> [AIM]:
Will you transcribe all the entries word for word, skipping the pictures they hold?

——————

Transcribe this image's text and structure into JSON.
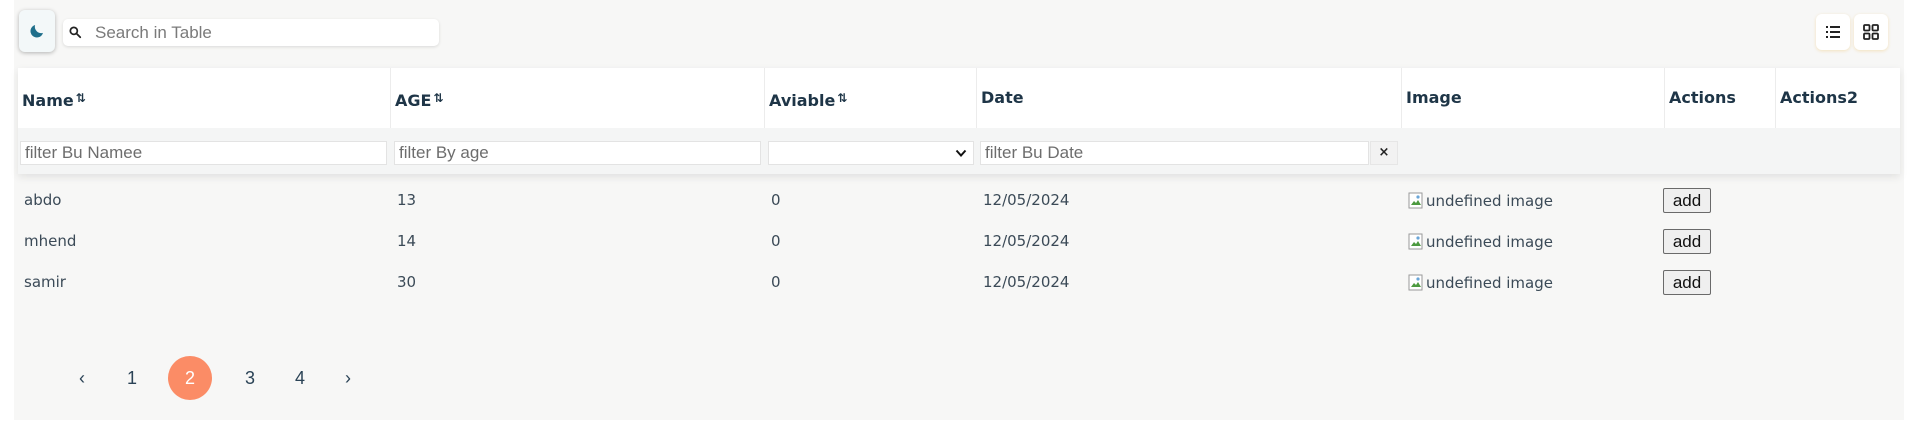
{
  "toolbar": {
    "theme_icon": "moon-icon",
    "search": {
      "placeholder": "Search in Table",
      "value": ""
    },
    "view_buttons": [
      "list-view-icon",
      "grid-view-icon"
    ]
  },
  "table": {
    "columns": [
      {
        "label": "Name",
        "sortable": true
      },
      {
        "label": "AGE",
        "sortable": true
      },
      {
        "label": "Aviable",
        "sortable": true
      },
      {
        "label": "Date",
        "sortable": false
      },
      {
        "label": "Image",
        "sortable": false
      },
      {
        "label": "Actions",
        "sortable": false
      },
      {
        "label": "Actions2",
        "sortable": false
      }
    ],
    "sort_icon": "⇅",
    "filters": {
      "name_placeholder": "filter Bu Namee",
      "age_placeholder": "filter By age",
      "aviable_selected": "",
      "date_placeholder": "filter Bu Date",
      "clear_label": "×"
    },
    "rows": [
      {
        "name": "abdo",
        "age": "13",
        "aviable": "0",
        "date": "12/05/2024",
        "image_alt": "undefined image",
        "action": "add"
      },
      {
        "name": "mhend",
        "age": "14",
        "aviable": "0",
        "date": "12/05/2024",
        "image_alt": "undefined image",
        "action": "add"
      },
      {
        "name": "samir",
        "age": "30",
        "aviable": "0",
        "date": "12/05/2024",
        "image_alt": "undefined image",
        "action": "add"
      }
    ]
  },
  "pagination": {
    "prev": "‹",
    "next": "›",
    "pages": [
      "1",
      "2",
      "3",
      "4"
    ],
    "current": "2",
    "active_color": "#fb8c66"
  },
  "colors": {
    "accent": "#1f6f8b",
    "header_text": "#1e3547",
    "panel_bg": "#f7f7f6"
  }
}
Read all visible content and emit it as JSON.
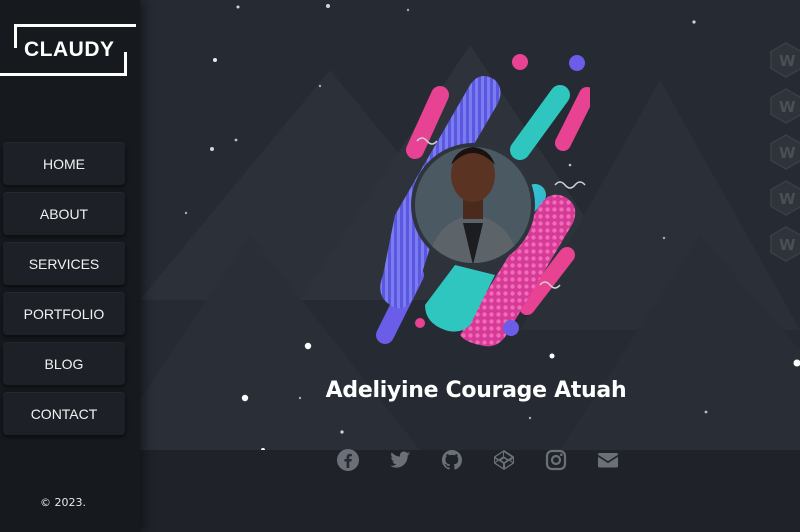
{
  "sidebar": {
    "logo": "CLAUDY",
    "nav": [
      {
        "label": "HOME"
      },
      {
        "label": "ABOUT"
      },
      {
        "label": "SERVICES"
      },
      {
        "label": "PORTFOLIO"
      },
      {
        "label": "BLOG"
      },
      {
        "label": "CONTACT"
      }
    ],
    "copyright": "© 2023."
  },
  "hero": {
    "name": "Adeliyine Courage Atuah"
  },
  "socials": [
    {
      "icon": "facebook-icon"
    },
    {
      "icon": "twitter-icon"
    },
    {
      "icon": "github-icon"
    },
    {
      "icon": "codepen-icon"
    },
    {
      "icon": "instagram-icon"
    },
    {
      "icon": "mail-icon"
    }
  ],
  "skills": [
    {
      "letter": "W"
    },
    {
      "letter": "W"
    },
    {
      "letter": "W"
    },
    {
      "letter": "W"
    },
    {
      "letter": "W"
    }
  ],
  "colors": {
    "background": "#262b33",
    "sidebar": "#16191e",
    "accent_pink": "#e84393",
    "accent_teal": "#2fc6c0",
    "accent_purple": "#6a5de8",
    "social_icon": "#6b7078"
  }
}
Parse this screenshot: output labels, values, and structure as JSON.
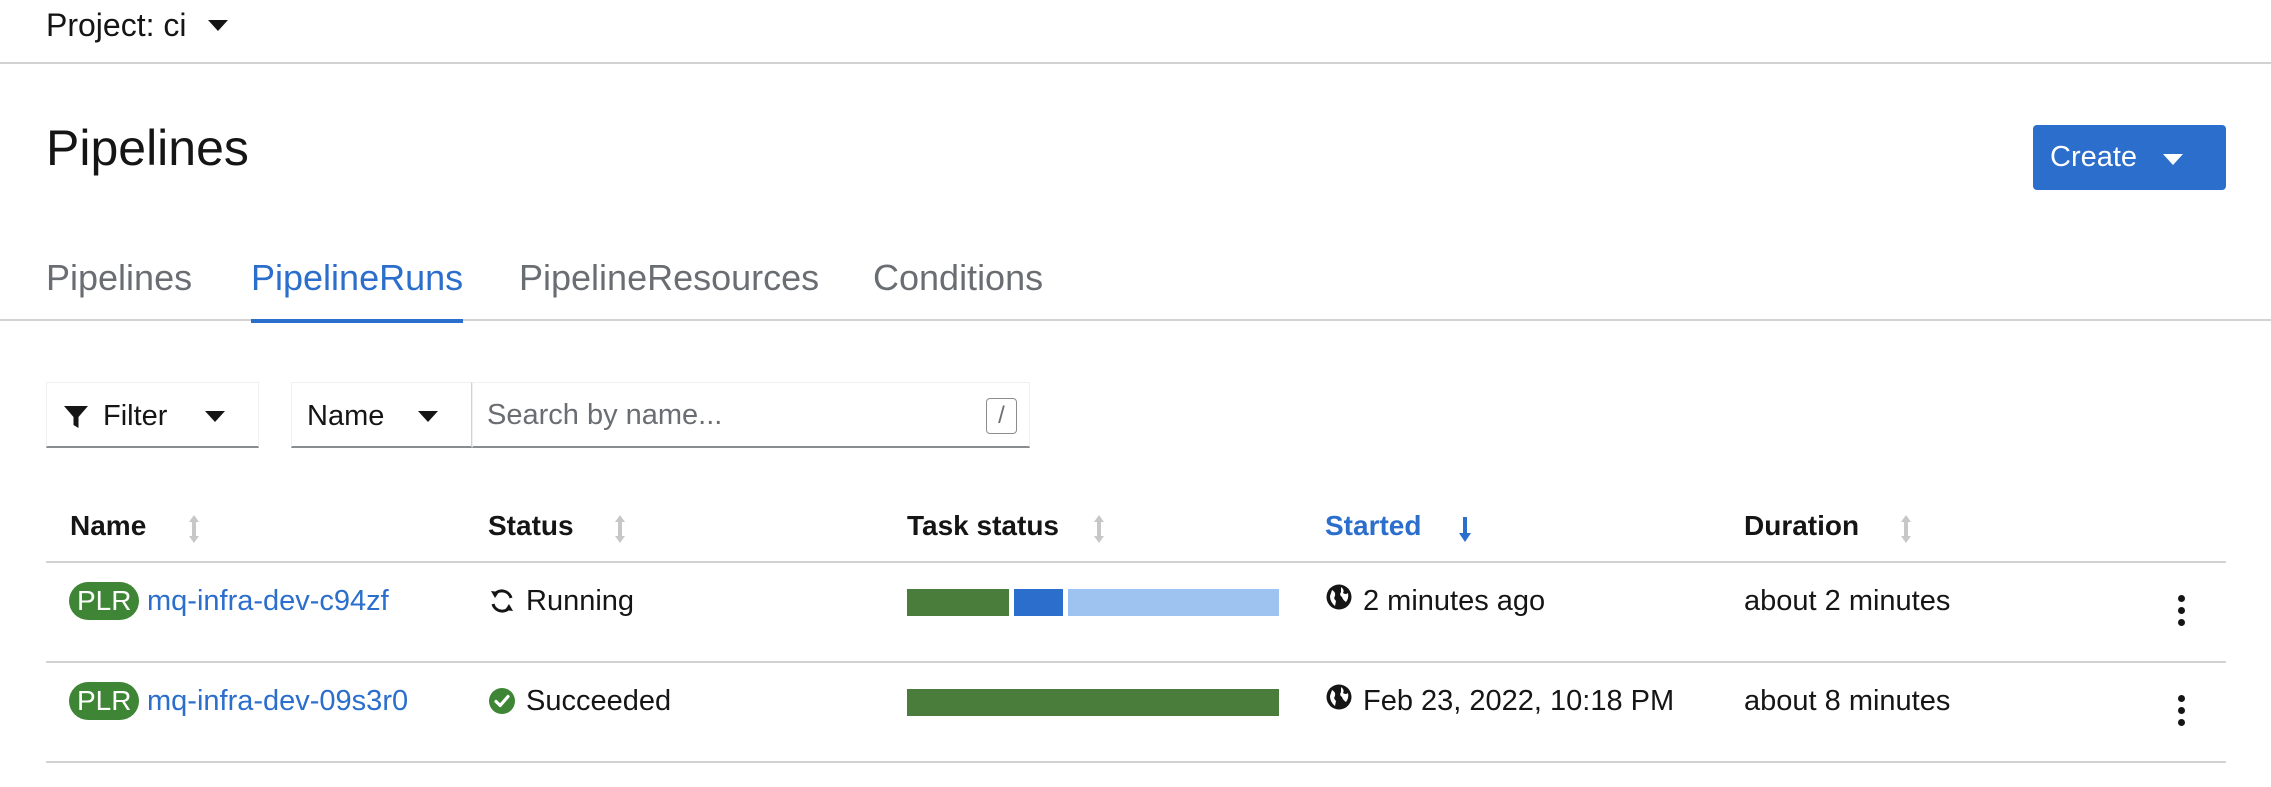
{
  "project_bar": {
    "label": "Project: ci"
  },
  "page": {
    "title": "Pipelines",
    "create_label": "Create"
  },
  "tabs": [
    {
      "label": "Pipelines",
      "active": false
    },
    {
      "label": "PipelineRuns",
      "active": true
    },
    {
      "label": "PipelineResources",
      "active": false
    },
    {
      "label": "Conditions",
      "active": false
    }
  ],
  "toolbar": {
    "filter_label": "Filter",
    "name_select_value": "Name",
    "search_placeholder": "Search by name...",
    "search_value": "",
    "shortcut_key": "/"
  },
  "table": {
    "columns": [
      {
        "label": "Name",
        "sort": "none"
      },
      {
        "label": "Status",
        "sort": "none"
      },
      {
        "label": "Task status",
        "sort": "none"
      },
      {
        "label": "Started",
        "sort": "descending"
      },
      {
        "label": "Duration",
        "sort": "none"
      }
    ],
    "rows": [
      {
        "badge": "PLR",
        "name": "mq-infra-dev-c94zf",
        "status": "Running",
        "status_icon": "sync-icon",
        "task_status": {
          "succeeded": 1,
          "running": 1,
          "pending": 2
        },
        "started": "2 minutes ago",
        "duration": "about 2 minutes"
      },
      {
        "badge": "PLR",
        "name": "mq-infra-dev-09s3r0",
        "status": "Succeeded",
        "status_icon": "check-circle-icon",
        "task_status": {
          "succeeded": 1,
          "running": 0,
          "pending": 0
        },
        "started": "Feb 23, 2022, 10:18 PM",
        "duration": "about 8 minutes"
      }
    ]
  },
  "colors": {
    "accent": "#2b6ecc",
    "success": "#3e8635",
    "task_succeeded": "#4a7c3b",
    "task_running": "#2b6ecc",
    "task_pending": "#9ec3f0"
  }
}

——————

> [RESPONSE TO THE TASK]:
Transcribe this image's text and structure into JSON.
{
  "toolbar": {
    "theme_icon": "moon-icon",
    "search": {
      "placeholder": "Search in Table",
      "value": ""
    },
    "view_buttons": [
      "list-view-icon",
      "grid-view-icon"
    ]
  },
  "table": {
    "columns": [
      {
        "label": "Name",
        "sortable": true
      },
      {
        "label": "AGE",
        "sortable": true
      },
      {
        "label": "Aviable",
        "sortable": true
      },
      {
        "label": "Date",
        "sortable": false
      },
      {
        "label": "Image",
        "sortable": false
      },
      {
        "label": "Actions",
        "sortable": false
      },
      {
        "label": "Actions2",
        "sortable": false
      }
    ],
    "sort_icon": "⇅",
    "filters": {
      "name_placeholder": "filter Bu Namee",
      "age_placeholder": "filter By age",
      "aviable_selected": "",
      "date_placeholder": "filter Bu Date",
      "clear_label": "×"
    },
    "rows": [
      {
        "name": "abdo",
        "age": "13",
        "aviable": "0",
        "date": "12/05/2024",
        "image_alt": "undefined image",
        "action": "add"
      },
      {
        "name": "mhend",
        "age": "14",
        "aviable": "0",
        "date": "12/05/2024",
        "image_alt": "undefined image",
        "action": "add"
      },
      {
        "name": "samir",
        "age": "30",
        "aviable": "0",
        "date": "12/05/2024",
        "image_alt": "undefined image",
        "action": "add"
      }
    ]
  },
  "pagination": {
    "prev": "‹",
    "next": "›",
    "pages": [
      "1",
      "2",
      "3",
      "4"
    ],
    "current": "2",
    "active_color": "#fb8c66"
  },
  "colors": {
    "accent": "#1f6f8b",
    "header_text": "#1e3547",
    "panel_bg": "#f7f7f6"
  }
}
Read all visible content and emit it as JSON.
{
  "sidebar": {
    "logo": "CLAUDY",
    "nav": [
      {
        "label": "HOME"
      },
      {
        "label": "ABOUT"
      },
      {
        "label": "SERVICES"
      },
      {
        "label": "PORTFOLIO"
      },
      {
        "label": "BLOG"
      },
      {
        "label": "CONTACT"
      }
    ],
    "copyright": "© 2023."
  },
  "hero": {
    "name": "Adeliyine Courage Atuah"
  },
  "socials": [
    {
      "icon": "facebook-icon"
    },
    {
      "icon": "twitter-icon"
    },
    {
      "icon": "github-icon"
    },
    {
      "icon": "codepen-icon"
    },
    {
      "icon": "instagram-icon"
    },
    {
      "icon": "mail-icon"
    }
  ],
  "skills": [
    {
      "letter": "W"
    },
    {
      "letter": "W"
    },
    {
      "letter": "W"
    },
    {
      "letter": "W"
    },
    {
      "letter": "W"
    }
  ],
  "colors": {
    "background": "#262b33",
    "sidebar": "#16191e",
    "accent_pink": "#e84393",
    "accent_teal": "#2fc6c0",
    "accent_purple": "#6a5de8",
    "social_icon": "#6b7078"
  }
}
Parse this screenshot: output labels, values, and structure as JSON.
{
  "project_bar": {
    "label": "Project: ci"
  },
  "page": {
    "title": "Pipelines",
    "create_label": "Create"
  },
  "tabs": [
    {
      "label": "Pipelines",
      "active": false
    },
    {
      "label": "PipelineRuns",
      "active": true
    },
    {
      "label": "PipelineResources",
      "active": false
    },
    {
      "label": "Conditions",
      "active": false
    }
  ],
  "toolbar": {
    "filter_label": "Filter",
    "name_select_value": "Name",
    "search_placeholder": "Search by name...",
    "search_value": "",
    "shortcut_key": "/"
  },
  "table": {
    "columns": [
      {
        "label": "Name",
        "sort": "none"
      },
      {
        "label": "Status",
        "sort": "none"
      },
      {
        "label": "Task status",
        "sort": "none"
      },
      {
        "label": "Started",
        "sort": "descending"
      },
      {
        "label": "Duration",
        "sort": "none"
      }
    ],
    "rows": [
      {
        "badge": "PLR",
        "name": "mq-infra-dev-c94zf",
        "status": "Running",
        "status_icon": "sync-icon",
        "task_status": {
          "succeeded": 1,
          "running": 1,
          "pending": 2
        },
        "started": "2 minutes ago",
        "duration": "about 2 minutes"
      },
      {
        "badge": "PLR",
        "name": "mq-infra-dev-09s3r0",
        "status": "Succeeded",
        "status_icon": "check-circle-icon",
        "task_status": {
          "succeeded": 1,
          "running": 0,
          "pending": 0
        },
        "started": "Feb 23, 2022, 10:18 PM",
        "duration": "about 8 minutes"
      }
    ]
  },
  "colors": {
    "accent": "#2b6ecc",
    "success": "#3e8635",
    "task_succeeded": "#4a7c3b",
    "task_running": "#2b6ecc",
    "task_pending": "#9ec3f0"
  }
}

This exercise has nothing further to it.